▶ _What you need to do_: Copy every line of the listing that holds the string "digit".

▶ _Provided records_:
----------------------------------------

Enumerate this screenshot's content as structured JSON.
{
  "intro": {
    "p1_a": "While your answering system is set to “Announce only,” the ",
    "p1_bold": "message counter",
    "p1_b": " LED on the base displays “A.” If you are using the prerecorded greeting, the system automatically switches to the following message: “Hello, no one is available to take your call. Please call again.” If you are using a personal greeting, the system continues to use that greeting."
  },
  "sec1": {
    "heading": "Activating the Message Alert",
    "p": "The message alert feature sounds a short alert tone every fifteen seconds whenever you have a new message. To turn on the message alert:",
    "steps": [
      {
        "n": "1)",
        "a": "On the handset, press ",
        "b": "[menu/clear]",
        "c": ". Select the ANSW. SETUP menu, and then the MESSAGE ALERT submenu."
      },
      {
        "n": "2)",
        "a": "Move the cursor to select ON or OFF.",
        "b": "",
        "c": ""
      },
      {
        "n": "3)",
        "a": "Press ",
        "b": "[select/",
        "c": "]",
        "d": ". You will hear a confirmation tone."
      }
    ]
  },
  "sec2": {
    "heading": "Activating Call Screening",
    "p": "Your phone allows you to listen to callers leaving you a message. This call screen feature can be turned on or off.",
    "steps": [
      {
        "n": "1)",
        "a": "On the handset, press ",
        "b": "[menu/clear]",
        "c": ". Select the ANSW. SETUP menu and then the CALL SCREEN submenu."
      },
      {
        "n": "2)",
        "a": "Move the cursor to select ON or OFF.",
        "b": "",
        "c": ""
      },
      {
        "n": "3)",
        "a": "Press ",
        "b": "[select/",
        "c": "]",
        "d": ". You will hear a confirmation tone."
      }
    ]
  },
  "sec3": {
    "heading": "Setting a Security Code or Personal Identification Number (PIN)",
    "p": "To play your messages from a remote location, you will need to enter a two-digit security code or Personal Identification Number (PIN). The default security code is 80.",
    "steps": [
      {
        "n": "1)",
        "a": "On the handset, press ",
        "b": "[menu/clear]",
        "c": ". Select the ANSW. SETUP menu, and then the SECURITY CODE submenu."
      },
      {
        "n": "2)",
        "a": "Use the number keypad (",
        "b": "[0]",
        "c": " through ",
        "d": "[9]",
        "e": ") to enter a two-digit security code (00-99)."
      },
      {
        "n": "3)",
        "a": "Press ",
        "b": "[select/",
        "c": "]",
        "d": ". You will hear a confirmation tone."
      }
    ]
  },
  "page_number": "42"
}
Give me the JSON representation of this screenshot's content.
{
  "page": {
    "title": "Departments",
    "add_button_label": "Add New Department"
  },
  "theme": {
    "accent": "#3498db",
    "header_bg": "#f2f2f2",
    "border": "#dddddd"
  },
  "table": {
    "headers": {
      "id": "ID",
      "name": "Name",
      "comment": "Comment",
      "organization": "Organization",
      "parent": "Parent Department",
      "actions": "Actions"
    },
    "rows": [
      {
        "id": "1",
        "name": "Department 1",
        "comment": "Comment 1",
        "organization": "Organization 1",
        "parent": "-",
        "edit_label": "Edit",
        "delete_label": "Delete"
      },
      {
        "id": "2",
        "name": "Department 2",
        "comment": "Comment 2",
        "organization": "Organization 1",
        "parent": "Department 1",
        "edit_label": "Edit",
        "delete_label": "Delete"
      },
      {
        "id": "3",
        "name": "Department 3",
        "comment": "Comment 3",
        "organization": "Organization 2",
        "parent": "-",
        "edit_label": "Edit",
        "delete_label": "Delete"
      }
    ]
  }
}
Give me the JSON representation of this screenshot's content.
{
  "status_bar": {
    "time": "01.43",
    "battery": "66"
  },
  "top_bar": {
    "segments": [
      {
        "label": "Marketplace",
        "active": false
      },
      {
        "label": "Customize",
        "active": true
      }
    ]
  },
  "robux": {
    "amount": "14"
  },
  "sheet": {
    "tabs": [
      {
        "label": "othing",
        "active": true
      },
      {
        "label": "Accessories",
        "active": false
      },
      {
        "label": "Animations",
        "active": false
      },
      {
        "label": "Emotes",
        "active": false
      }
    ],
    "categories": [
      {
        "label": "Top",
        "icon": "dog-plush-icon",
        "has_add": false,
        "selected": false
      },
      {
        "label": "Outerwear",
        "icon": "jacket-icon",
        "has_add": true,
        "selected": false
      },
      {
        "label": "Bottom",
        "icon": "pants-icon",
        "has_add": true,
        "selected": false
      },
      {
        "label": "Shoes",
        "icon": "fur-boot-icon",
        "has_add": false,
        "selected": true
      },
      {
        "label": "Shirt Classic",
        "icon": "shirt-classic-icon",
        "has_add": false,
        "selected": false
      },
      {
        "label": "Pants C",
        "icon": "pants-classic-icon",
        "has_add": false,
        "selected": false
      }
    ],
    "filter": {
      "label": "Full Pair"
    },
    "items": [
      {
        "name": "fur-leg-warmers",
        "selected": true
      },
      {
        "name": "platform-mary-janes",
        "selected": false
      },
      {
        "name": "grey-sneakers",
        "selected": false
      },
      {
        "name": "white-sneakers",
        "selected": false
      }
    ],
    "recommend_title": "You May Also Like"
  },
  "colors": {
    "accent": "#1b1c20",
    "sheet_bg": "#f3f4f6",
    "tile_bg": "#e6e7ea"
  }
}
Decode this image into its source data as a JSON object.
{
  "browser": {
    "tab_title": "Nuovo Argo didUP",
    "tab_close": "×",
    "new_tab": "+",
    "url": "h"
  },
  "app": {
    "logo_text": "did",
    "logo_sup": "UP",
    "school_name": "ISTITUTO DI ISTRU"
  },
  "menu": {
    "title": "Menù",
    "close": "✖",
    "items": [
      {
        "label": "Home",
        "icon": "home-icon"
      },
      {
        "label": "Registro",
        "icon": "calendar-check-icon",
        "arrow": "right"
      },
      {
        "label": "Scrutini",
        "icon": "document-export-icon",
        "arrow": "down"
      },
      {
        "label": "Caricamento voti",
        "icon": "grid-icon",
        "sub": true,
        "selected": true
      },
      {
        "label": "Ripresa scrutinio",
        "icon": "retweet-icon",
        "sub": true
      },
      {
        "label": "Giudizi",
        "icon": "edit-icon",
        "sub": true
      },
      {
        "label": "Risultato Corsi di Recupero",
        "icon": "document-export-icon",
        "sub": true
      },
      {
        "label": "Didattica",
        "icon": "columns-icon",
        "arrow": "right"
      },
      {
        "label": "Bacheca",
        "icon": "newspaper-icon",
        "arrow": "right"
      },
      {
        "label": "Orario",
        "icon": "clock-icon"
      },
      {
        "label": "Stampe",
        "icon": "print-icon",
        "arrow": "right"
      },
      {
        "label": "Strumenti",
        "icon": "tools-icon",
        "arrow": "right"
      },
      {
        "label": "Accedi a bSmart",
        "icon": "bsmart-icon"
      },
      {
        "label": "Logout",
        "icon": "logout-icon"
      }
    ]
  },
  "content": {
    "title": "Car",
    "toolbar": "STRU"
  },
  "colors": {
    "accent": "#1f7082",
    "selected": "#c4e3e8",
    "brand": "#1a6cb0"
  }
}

----------------------------------------

▶ _Solution for this problem_:
    "p": "To play your messages from a remote location, you will need to enter a two-digit security code or Personal Identification Number (PIN). The default security code is 80.",
        "e": ") to enter a two-digit security code (00-99)."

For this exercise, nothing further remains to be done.